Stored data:
* * * * *

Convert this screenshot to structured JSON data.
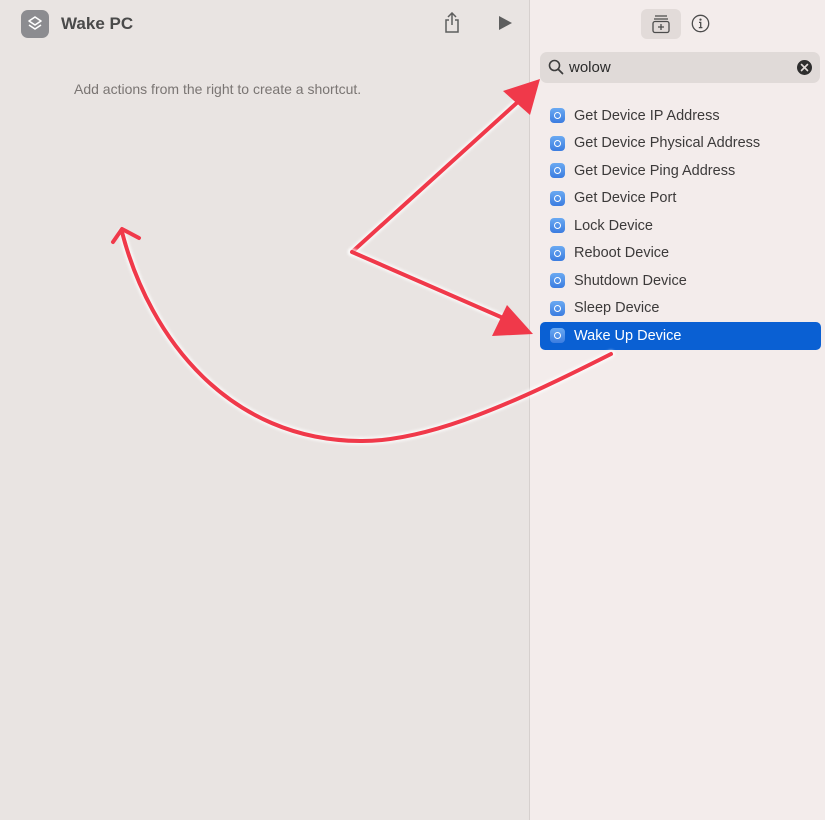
{
  "window": {
    "title": "Wake PC"
  },
  "editor": {
    "hint": "Add actions from the right to create a shortcut."
  },
  "search": {
    "value": "wolow"
  },
  "results": [
    {
      "label": "Get Device IP Address",
      "selected": false
    },
    {
      "label": "Get Device Physical Address",
      "selected": false
    },
    {
      "label": "Get Device Ping Address",
      "selected": false
    },
    {
      "label": "Get Device Port",
      "selected": false
    },
    {
      "label": "Lock Device",
      "selected": false
    },
    {
      "label": "Reboot Device",
      "selected": false
    },
    {
      "label": "Shutdown Device",
      "selected": false
    },
    {
      "label": "Sleep Device",
      "selected": false
    },
    {
      "label": "Wake Up Device",
      "selected": true
    }
  ],
  "icons": {
    "app": "shortcuts-app-icon",
    "share": "share-icon",
    "run": "play-icon",
    "library": "action-library-icon",
    "info": "info-icon",
    "search": "search-icon",
    "clear": "clear-icon",
    "action": "device-action-icon"
  },
  "colors": {
    "selection": "#0a60d3",
    "annotation_arrow": "#f0394a",
    "sidebar_bg": "#f3eceb",
    "editor_bg": "#e9e4e2"
  }
}
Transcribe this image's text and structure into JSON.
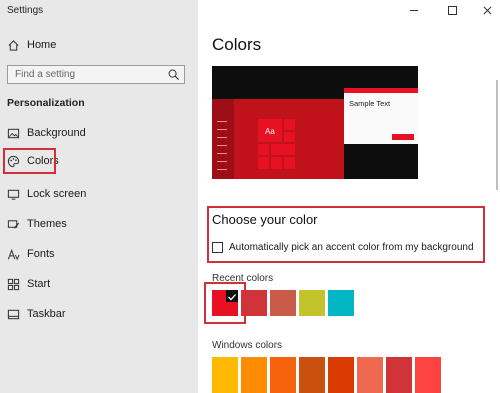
{
  "app": {
    "title": "Settings"
  },
  "sidebar": {
    "home": "Home",
    "search": {
      "placeholder": "Find a setting"
    },
    "section": "Personalization",
    "items": [
      "Background",
      "Colors",
      "Lock screen",
      "Themes",
      "Fonts",
      "Start",
      "Taskbar"
    ]
  },
  "main": {
    "title": "Colors",
    "preview": {
      "sample_text": "Sample Text",
      "tile_text": "Aa"
    },
    "choose_title": "Choose your color",
    "auto_pick": {
      "label": "Automatically pick an accent color from my background",
      "checked": false
    },
    "recent_label": "Recent colors",
    "recent_colors": [
      "#e81123",
      "#d13438",
      "#ca5b4a",
      "#c3c42b",
      "#00b7c3"
    ],
    "selected_recent_index": 0,
    "windows_label": "Windows colors",
    "windows_colors": [
      "#ffb900",
      "#ff8c00",
      "#f7630c",
      "#ca5010",
      "#da3b01",
      "#ef6950",
      "#d13438",
      "#ff4343"
    ]
  },
  "colors": {
    "accent": "#e81123",
    "highlight": "#d0303a"
  }
}
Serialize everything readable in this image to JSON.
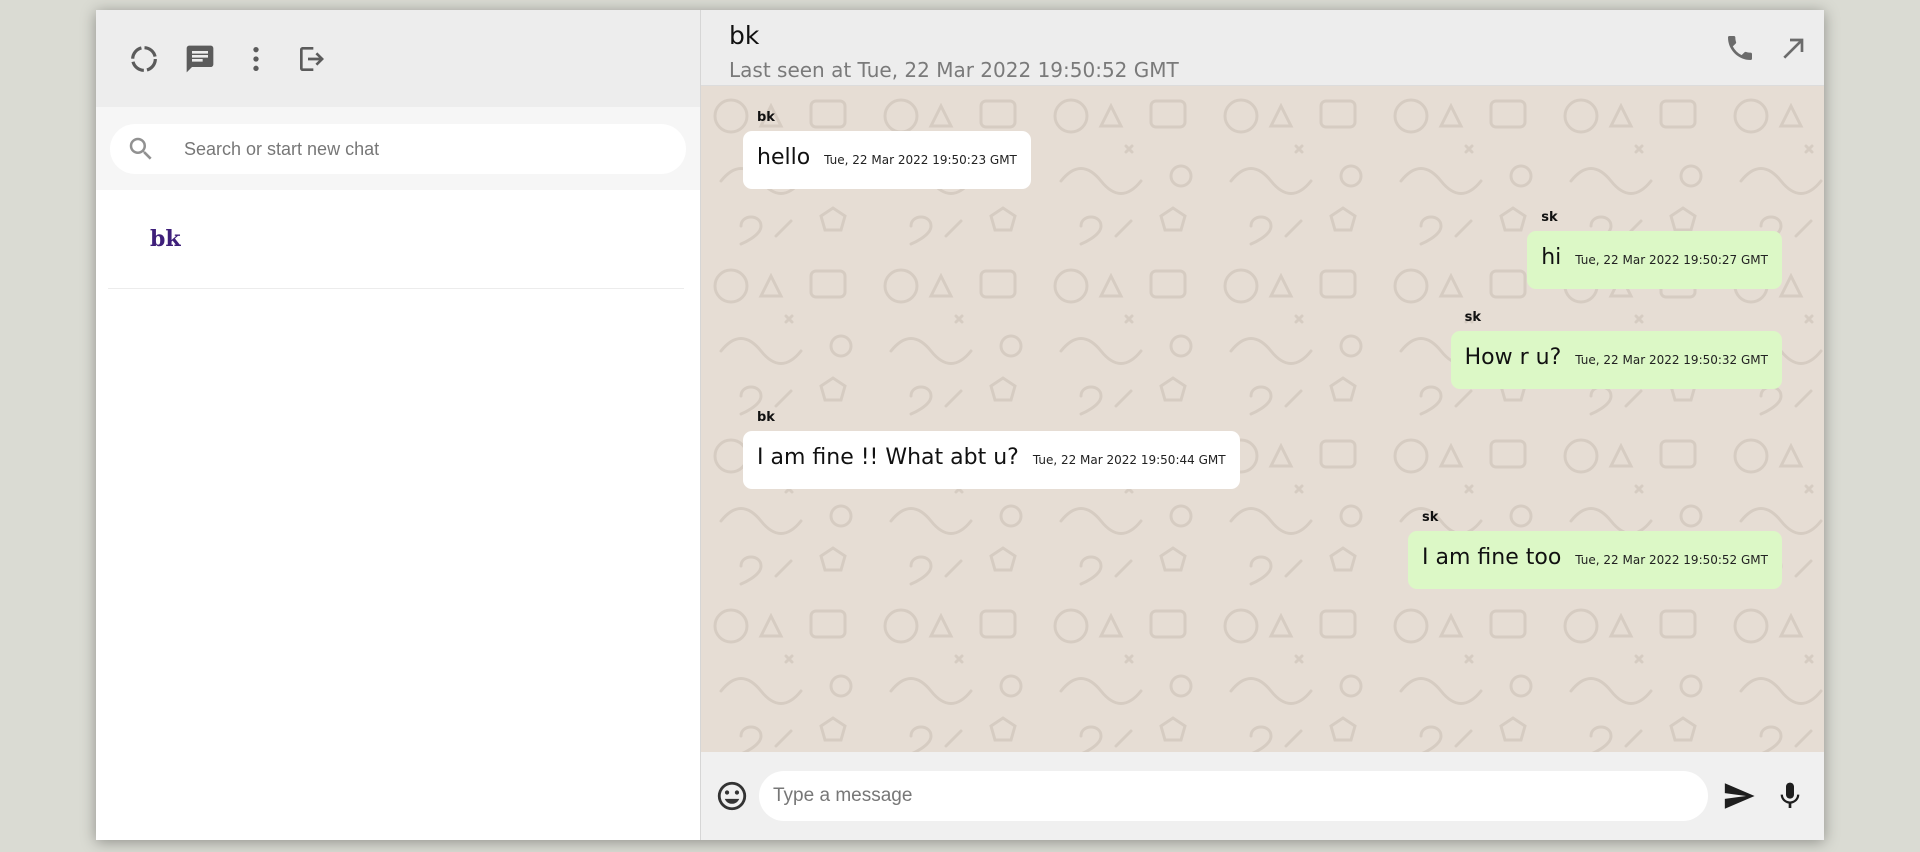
{
  "sidebar": {
    "icons": [
      "status-icon",
      "chat-icon",
      "more-menu-icon",
      "logout-icon"
    ],
    "search": {
      "placeholder": "Search or start new chat"
    },
    "chats": [
      {
        "name": "bk"
      }
    ]
  },
  "chat": {
    "contact_name": "bk",
    "last_seen": "Last seen at Tue, 22 Mar 2022 19:50:52 GMT",
    "header_icons": [
      "phone-icon",
      "expand-icon"
    ],
    "messages": [
      {
        "sender": "bk",
        "text": "hello",
        "time": "Tue, 22 Mar 2022 19:50:23 GMT",
        "direction": "in"
      },
      {
        "sender": "sk",
        "text": "hi",
        "time": "Tue, 22 Mar 2022 19:50:27 GMT",
        "direction": "out"
      },
      {
        "sender": "sk",
        "text": "How r u?",
        "time": "Tue, 22 Mar 2022 19:50:32 GMT",
        "direction": "out"
      },
      {
        "sender": "bk",
        "text": "I am fine !! What abt u?",
        "time": "Tue, 22 Mar 2022 19:50:44 GMT",
        "direction": "in"
      },
      {
        "sender": "sk",
        "text": "I am fine too",
        "time": "Tue, 22 Mar 2022 19:50:52 GMT",
        "direction": "out"
      }
    ],
    "composer": {
      "placeholder": "Type a message",
      "icons": [
        "emoji-icon",
        "send-icon",
        "mic-icon"
      ]
    }
  },
  "colors": {
    "page_bg": "#dadbd3",
    "header_bg": "#ededed",
    "chat_bg": "#e6ddd4",
    "incoming_bubble": "#ffffff",
    "outgoing_bubble": "#dcf8c6",
    "chat_name_accent": "#3e1f7a"
  }
}
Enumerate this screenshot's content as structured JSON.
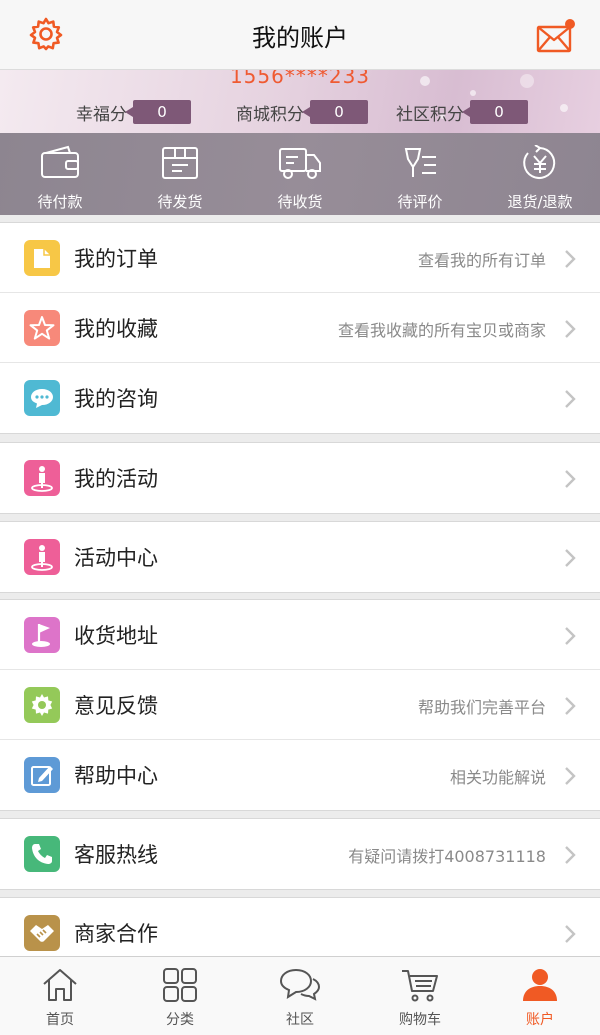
{
  "header": {
    "title": "我的账户"
  },
  "profile": {
    "phone": "1556****233",
    "points": [
      {
        "label": "幸福分",
        "value": "0"
      },
      {
        "label": "商城积分",
        "value": "0"
      },
      {
        "label": "社区积分",
        "value": "0"
      }
    ]
  },
  "orders": [
    {
      "label": "待付款",
      "icon": "wallet-icon"
    },
    {
      "label": "待发货",
      "icon": "package-icon"
    },
    {
      "label": "待收货",
      "icon": "truck-icon"
    },
    {
      "label": "待评价",
      "icon": "review-pen-icon"
    },
    {
      "label": "退货/退款",
      "icon": "refund-yen-icon"
    }
  ],
  "menu": {
    "orders": {
      "label": "我的订单",
      "hint": "查看我的所有订单"
    },
    "favorites": {
      "label": "我的收藏",
      "hint": "查看我收藏的所有宝贝或商家"
    },
    "consult": {
      "label": "我的咨询",
      "hint": ""
    },
    "my_activities": {
      "label": "我的活动",
      "hint": ""
    },
    "activity_center": {
      "label": "活动中心",
      "hint": ""
    },
    "address": {
      "label": "收货地址",
      "hint": ""
    },
    "feedback": {
      "label": "意见反馈",
      "hint": "帮助我们完善平台"
    },
    "help": {
      "label": "帮助中心",
      "hint": "相关功能解说"
    },
    "hotline": {
      "label": "客服热线",
      "hint": "有疑问请拨打4008731118"
    },
    "merchant": {
      "label": "商家合作",
      "hint": ""
    }
  },
  "tabs": [
    {
      "label": "首页",
      "icon": "home-icon"
    },
    {
      "label": "分类",
      "icon": "category-grid-icon"
    },
    {
      "label": "社区",
      "icon": "community-chat-icon"
    },
    {
      "label": "购物车",
      "icon": "cart-icon"
    },
    {
      "label": "账户",
      "icon": "user-icon",
      "active": true
    }
  ],
  "colors": {
    "accent": "#f05a24",
    "points_badge": "#7e5877"
  }
}
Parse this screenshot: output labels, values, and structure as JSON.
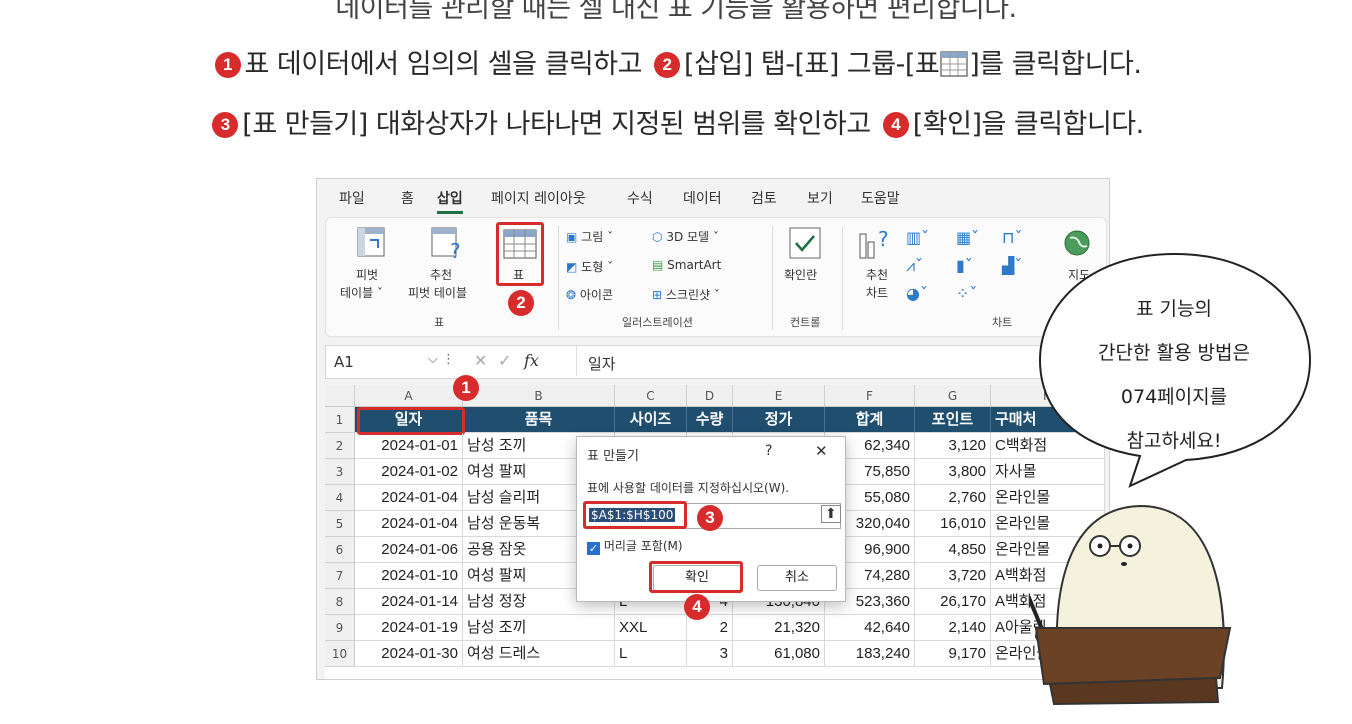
{
  "instructions": {
    "line0": "데이터를 관리할 때는 셀 대신 표 기능을 활용하면 편리합니다.",
    "line1_a": "표 데이터에서 임의의 셀을 클릭하고",
    "line1_b": "[삽입] 탭-[표] 그룹-[표",
    "line1_c": "]를 클릭합니다.",
    "line2_a": "[표 만들기] 대화상자가 나타나면 지정된 범위를 확인하고",
    "line2_b": "[확인]을 클릭합니다.",
    "step_numbers": [
      "1",
      "2",
      "3",
      "4"
    ]
  },
  "ribbon": {
    "tabs": [
      "파일",
      "홈",
      "삽입",
      "페이지 레이아웃",
      "수식",
      "데이터",
      "검토",
      "보기",
      "도움말"
    ],
    "active_tab": "삽입",
    "pivot_label1": "피벗",
    "pivot_label2": "테이블 ˇ",
    "rec_pivot_label1": "추천",
    "rec_pivot_label2": "피벗 테이블",
    "table_label": "표",
    "group_table": "표",
    "illus_picture": "그림 ˇ",
    "illus_shape": "도형 ˇ",
    "illus_icon": "아이콘",
    "illus_3d": "3D 모델  ˇ",
    "illus_smartart": "SmartArt",
    "illus_screenshot": "스크린샷 ˇ",
    "group_illus": "일러스트레이션",
    "checkbox_label": "확인란",
    "group_controls": "컨트롤",
    "rec_chart1": "추천",
    "rec_chart2": "차트",
    "group_charts": "차트",
    "map_label": "지도"
  },
  "formula_bar": {
    "name_box": "A1",
    "fx": "fx",
    "value": "일자"
  },
  "sheet": {
    "columns": [
      "A",
      "B",
      "C",
      "D",
      "E",
      "F",
      "G",
      "H"
    ],
    "header": [
      "일자",
      "품목",
      "사이즈",
      "수량",
      "정가",
      "합계",
      "포인트",
      "구매처"
    ],
    "rows": [
      {
        "num": "2",
        "cells": [
          "2024-01-01",
          "남성 조끼",
          "",
          "",
          "",
          "62,340",
          "3,120",
          "C백화점"
        ]
      },
      {
        "num": "3",
        "cells": [
          "2024-01-02",
          "여성 팔찌",
          "",
          "",
          "",
          "75,850",
          "3,800",
          "자사몰"
        ]
      },
      {
        "num": "4",
        "cells": [
          "2024-01-04",
          "남성 슬리퍼",
          "",
          "",
          "",
          "55,080",
          "2,760",
          "온라인몰"
        ]
      },
      {
        "num": "5",
        "cells": [
          "2024-01-04",
          "남성 운동복",
          "",
          "",
          "",
          "320,040",
          "16,010",
          "온라인몰"
        ]
      },
      {
        "num": "6",
        "cells": [
          "2024-01-06",
          "공용 잠옷",
          "",
          "",
          "",
          "96,900",
          "4,850",
          "온라인몰"
        ]
      },
      {
        "num": "7",
        "cells": [
          "2024-01-10",
          "여성 팔찌",
          "",
          "",
          "",
          "74,280",
          "3,720",
          "A백화점"
        ]
      },
      {
        "num": "8",
        "cells": [
          "2024-01-14",
          "남성 정장",
          "L",
          "4",
          "130,840",
          "523,360",
          "26,170",
          "A백화점"
        ]
      },
      {
        "num": "9",
        "cells": [
          "2024-01-19",
          "남성 조끼",
          "XXL",
          "2",
          "21,320",
          "42,640",
          "2,140",
          "A아울렛"
        ]
      },
      {
        "num": "10",
        "cells": [
          "2024-01-30",
          "여성 드레스",
          "L",
          "3",
          "61,080",
          "183,240",
          "9,170",
          "온라인몰"
        ]
      }
    ],
    "header_row_num": "1"
  },
  "dialog": {
    "title": "표 만들기",
    "help": "?",
    "close": "✕",
    "prompt": "표에 사용할 데이터를 지정하십시오(W).",
    "range": "$A$1:$H$100",
    "checkbox_label": "머리글 포함(M)",
    "ok": "확인",
    "cancel": "취소"
  },
  "bubble": {
    "l1": "표 기능의",
    "l2": "간단한 활용 방법은",
    "l3": "074페이지를",
    "l4": "참고하세요!"
  },
  "colors": {
    "accent": "#d82b2b",
    "excel_green": "#1e7145",
    "table_header": "#1f4e6e"
  }
}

* * * * *

### Required work
Select and copy each line from the data that includes the word "time".

### Response to the task
        "time": "Tue, 22 Mar 2022 19:50:23 GMT",
        "time": "Tue, 22 Mar 2022 19:50:27 GMT",
        "time": "Tue, 22 Mar 2022 19:50:32 GMT",
        "time": "Tue, 22 Mar 2022 19:50:44 GMT",
        "time": "Tue, 22 Mar 2022 19:50:52 GMT",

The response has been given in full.